> _Text provided_
Jonathan Pink — Entertainment, Internet and New Media Partner at Lewis Brisbois, LLP Rotating Header Image

Full Text of Interview by Portfolio.com

I was interviewed recently by Romy Ribitzky from Portfolio.com.  I posted a link on this blog several days ago.  Given that the interview was considerably longer than the quotes used (understandably, charitably and without complaint), I thought I’d include the full scope of my thoughts — yes, for what they’re worth — here.
Romy Ribitzky:      Do companies have the right to dictate what an employee can and can’t do with their own, personal, online presence? 

Jonathan Pink:    Companies have no absolute legal right to dictate what an employee can or can’t do, and in fact some states have statutes that affirmatively prohibit an employer from taking action against employees for lawful off-duty activity.  Some courts have held that these statutes do little more than reaffirm existing rights, but an argument exists that posting to blogs or social network sites would fall into the category of lawful activities protected by such statutes.  Companies may try to circumvent such statutes by having employees enter into a nondisparagement agreement, a confidentiality agreement, or the like.   If consideration is given for these contracts, and the parties knowingly and affirmatively assume the obligations set forth in them, companies can acquire rights not otherwise theirs to assert.  That said, without such agreements, and without suggesting that employees ever have the right to engage in illegal activity, companies do not have the right to dictate what an employee can or can’t to with their own, personal online presence.  Also, of course, where the employer/employee are in a at-will employment state, such as California, an employer may terminate an employment for no reason at all.  This means that while an employer may not regulate otherwise legal, off work conduct absent a contractual agreement to the contrary, an employer can look at the employee’s on-line persona and decide “we really don’t want someone like that here.”

Romy Ribitzky:        What legal murkiness do you enter when you encourage your employees to blog, tweet, etc. about your organization, their projects?

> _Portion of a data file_

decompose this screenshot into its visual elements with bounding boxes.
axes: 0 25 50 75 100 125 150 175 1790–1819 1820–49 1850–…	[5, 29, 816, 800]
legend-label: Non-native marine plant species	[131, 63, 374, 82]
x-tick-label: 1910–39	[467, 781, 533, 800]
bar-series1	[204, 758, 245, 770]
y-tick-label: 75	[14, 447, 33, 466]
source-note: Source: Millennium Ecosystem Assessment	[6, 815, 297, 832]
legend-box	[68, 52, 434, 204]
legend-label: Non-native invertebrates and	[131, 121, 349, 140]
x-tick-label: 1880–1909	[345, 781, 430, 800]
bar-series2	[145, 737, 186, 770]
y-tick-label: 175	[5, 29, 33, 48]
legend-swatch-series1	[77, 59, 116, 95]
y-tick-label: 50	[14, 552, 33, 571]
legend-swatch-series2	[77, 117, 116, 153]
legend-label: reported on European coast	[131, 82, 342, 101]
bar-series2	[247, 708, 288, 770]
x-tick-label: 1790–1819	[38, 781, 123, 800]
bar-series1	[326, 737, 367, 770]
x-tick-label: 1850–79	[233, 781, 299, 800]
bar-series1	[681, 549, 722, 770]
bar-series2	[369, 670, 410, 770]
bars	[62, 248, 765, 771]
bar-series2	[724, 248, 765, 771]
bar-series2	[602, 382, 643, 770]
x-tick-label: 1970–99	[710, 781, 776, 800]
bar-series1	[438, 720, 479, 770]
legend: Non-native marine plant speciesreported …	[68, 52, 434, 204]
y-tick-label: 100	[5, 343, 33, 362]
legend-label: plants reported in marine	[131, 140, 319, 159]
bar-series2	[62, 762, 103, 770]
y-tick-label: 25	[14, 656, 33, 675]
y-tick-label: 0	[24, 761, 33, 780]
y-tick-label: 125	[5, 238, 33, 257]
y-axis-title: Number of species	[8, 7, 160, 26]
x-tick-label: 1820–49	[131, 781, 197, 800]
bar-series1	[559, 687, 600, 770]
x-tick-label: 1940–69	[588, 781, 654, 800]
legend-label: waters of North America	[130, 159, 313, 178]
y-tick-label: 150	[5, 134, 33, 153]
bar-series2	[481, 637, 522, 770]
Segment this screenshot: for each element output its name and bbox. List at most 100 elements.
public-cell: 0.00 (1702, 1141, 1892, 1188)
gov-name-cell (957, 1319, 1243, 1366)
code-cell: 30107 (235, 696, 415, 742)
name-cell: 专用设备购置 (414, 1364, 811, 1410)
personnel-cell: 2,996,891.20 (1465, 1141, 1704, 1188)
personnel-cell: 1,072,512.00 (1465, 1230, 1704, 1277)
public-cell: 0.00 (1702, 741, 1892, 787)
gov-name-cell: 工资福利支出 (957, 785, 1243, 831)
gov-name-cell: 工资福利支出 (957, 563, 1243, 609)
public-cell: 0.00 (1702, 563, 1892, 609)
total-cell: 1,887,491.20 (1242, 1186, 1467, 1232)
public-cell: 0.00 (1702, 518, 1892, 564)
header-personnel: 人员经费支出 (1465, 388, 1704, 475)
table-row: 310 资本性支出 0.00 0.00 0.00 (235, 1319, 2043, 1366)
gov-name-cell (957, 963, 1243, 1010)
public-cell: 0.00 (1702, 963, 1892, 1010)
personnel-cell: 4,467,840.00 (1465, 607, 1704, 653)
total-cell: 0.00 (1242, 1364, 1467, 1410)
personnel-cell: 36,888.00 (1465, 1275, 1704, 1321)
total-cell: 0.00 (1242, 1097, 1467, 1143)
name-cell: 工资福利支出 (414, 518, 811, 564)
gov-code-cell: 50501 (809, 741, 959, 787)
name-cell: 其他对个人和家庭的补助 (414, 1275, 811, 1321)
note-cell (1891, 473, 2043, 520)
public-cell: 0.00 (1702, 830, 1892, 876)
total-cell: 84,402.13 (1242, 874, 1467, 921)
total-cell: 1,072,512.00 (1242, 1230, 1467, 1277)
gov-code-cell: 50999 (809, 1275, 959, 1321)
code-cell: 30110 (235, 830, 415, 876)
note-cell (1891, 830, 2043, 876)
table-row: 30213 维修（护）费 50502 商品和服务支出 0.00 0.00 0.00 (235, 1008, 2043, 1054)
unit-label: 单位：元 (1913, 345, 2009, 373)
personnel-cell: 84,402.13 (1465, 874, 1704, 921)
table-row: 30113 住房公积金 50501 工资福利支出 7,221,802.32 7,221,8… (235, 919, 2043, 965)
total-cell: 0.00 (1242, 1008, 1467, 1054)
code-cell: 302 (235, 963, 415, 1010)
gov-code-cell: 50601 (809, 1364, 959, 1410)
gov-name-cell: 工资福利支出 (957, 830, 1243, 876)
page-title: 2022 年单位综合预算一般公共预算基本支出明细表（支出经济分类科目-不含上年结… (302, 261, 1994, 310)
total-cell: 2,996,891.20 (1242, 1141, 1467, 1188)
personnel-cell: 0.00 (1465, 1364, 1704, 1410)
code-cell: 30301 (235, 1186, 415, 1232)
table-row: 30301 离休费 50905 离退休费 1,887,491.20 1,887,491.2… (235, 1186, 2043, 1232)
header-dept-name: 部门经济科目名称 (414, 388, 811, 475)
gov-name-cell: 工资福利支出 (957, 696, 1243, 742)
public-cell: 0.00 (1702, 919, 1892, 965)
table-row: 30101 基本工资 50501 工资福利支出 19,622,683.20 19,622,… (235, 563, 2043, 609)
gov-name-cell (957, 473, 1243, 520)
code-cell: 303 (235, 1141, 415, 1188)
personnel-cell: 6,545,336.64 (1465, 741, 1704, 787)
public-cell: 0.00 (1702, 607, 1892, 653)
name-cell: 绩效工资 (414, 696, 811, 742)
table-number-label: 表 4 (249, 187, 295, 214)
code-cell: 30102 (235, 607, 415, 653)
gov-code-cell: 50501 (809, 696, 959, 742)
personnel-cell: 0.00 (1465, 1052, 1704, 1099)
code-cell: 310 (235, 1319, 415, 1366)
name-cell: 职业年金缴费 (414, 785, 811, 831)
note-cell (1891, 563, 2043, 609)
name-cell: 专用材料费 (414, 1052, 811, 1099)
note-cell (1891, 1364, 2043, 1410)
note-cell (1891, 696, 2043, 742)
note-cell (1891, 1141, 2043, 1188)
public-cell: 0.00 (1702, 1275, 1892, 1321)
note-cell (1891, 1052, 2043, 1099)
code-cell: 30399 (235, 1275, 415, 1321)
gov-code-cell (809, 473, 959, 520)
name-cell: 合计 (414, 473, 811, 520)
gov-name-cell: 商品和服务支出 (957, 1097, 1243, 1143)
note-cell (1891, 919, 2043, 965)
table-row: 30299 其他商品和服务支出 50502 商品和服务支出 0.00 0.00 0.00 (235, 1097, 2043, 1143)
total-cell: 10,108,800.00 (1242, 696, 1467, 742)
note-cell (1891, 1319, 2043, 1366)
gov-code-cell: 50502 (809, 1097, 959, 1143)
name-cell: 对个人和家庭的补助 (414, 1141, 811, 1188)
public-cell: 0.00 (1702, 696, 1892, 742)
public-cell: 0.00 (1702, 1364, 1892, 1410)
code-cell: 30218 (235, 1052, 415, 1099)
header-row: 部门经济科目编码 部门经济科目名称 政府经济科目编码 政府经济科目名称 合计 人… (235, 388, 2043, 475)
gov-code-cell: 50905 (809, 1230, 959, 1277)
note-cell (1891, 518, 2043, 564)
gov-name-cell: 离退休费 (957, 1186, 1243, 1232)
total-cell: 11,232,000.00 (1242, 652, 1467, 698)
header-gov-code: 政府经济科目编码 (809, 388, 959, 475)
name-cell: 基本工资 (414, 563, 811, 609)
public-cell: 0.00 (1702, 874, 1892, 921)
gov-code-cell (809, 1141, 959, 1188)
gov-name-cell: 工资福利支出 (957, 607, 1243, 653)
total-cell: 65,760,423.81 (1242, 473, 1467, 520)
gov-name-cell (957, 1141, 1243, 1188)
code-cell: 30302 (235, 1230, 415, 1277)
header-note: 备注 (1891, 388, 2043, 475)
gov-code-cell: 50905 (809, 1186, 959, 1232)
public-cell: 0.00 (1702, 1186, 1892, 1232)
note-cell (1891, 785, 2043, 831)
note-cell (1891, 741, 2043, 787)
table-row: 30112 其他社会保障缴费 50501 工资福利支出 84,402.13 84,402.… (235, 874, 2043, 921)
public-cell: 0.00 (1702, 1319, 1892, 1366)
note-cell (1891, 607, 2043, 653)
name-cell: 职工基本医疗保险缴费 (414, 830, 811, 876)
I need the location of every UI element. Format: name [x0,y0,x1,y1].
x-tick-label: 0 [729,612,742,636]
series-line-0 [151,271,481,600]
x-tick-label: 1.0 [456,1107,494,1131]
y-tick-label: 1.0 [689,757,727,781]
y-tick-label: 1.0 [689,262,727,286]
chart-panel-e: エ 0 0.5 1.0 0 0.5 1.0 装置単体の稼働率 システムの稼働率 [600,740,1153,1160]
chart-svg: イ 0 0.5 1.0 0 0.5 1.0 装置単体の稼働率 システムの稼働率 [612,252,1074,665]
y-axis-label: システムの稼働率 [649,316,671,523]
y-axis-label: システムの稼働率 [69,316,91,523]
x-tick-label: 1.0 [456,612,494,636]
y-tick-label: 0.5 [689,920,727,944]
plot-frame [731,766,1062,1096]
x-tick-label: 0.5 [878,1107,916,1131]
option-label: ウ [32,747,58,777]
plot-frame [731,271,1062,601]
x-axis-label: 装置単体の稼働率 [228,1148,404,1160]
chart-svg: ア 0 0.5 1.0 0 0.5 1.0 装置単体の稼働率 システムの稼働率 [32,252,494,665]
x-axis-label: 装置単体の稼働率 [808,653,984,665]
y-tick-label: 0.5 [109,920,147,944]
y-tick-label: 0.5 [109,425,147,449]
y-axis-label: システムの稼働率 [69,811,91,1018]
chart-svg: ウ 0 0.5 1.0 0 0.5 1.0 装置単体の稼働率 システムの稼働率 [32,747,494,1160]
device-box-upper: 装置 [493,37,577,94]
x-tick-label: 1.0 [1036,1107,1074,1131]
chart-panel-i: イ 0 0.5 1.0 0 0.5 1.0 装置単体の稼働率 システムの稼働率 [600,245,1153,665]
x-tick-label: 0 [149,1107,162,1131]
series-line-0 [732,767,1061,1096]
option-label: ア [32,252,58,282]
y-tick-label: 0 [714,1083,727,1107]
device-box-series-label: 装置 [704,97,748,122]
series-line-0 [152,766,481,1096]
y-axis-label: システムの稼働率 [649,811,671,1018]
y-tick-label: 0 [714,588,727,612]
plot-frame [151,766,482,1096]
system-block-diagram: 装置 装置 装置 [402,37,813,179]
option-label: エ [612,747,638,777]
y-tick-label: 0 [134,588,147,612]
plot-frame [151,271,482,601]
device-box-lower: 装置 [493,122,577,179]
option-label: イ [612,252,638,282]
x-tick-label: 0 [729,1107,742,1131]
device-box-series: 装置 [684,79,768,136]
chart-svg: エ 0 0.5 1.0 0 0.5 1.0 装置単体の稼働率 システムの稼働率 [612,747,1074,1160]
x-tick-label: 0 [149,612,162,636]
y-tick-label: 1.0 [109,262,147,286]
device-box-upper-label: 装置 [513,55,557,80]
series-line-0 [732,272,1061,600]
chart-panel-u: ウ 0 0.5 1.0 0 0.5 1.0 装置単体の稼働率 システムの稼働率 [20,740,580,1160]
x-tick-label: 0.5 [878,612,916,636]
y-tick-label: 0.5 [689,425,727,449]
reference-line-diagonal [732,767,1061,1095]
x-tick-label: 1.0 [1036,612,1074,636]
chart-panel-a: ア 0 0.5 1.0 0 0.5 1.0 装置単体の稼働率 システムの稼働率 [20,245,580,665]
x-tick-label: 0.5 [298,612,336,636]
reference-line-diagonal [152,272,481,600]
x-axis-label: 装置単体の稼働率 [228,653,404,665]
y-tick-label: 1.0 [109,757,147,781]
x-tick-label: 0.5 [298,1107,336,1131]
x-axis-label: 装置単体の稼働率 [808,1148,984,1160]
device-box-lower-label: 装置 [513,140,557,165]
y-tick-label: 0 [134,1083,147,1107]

> _Required tasks_
1/ In the interview text, which state is named as an example of an at-will employment state?
2/ Duplicate the stretch of rows from their first line through the line containing "59, 116, 95]".
These rows have no connection to the interview text.

> _The replies_
1/ California

2/
decompose this screenshot into its visual elements with bounding boxes.
axes: 0 25 50 75 100 125 150 175 1790–1819 1820–49 1850–…	[5, 29, 816, 800]
legend-label: Non-native marine plant species	[131, 63, 374, 82]
x-tick-label: 1910–39	[467, 781, 533, 800]
bar-series1	[204, 758, 245, 770]
y-tick-label: 75	[14, 447, 33, 466]
source-note: Source: Millennium Ecosystem Assessment	[6, 815, 297, 832]
legend-box	[68, 52, 434, 204]
legend-label: Non-native invertebrates and	[131, 121, 349, 140]
x-tick-label: 1880–1909	[345, 781, 430, 800]
bar-series2	[145, 737, 186, 770]
y-tick-label: 175	[5, 29, 33, 48]
legend-swatch-series1	[77, 59, 116, 95]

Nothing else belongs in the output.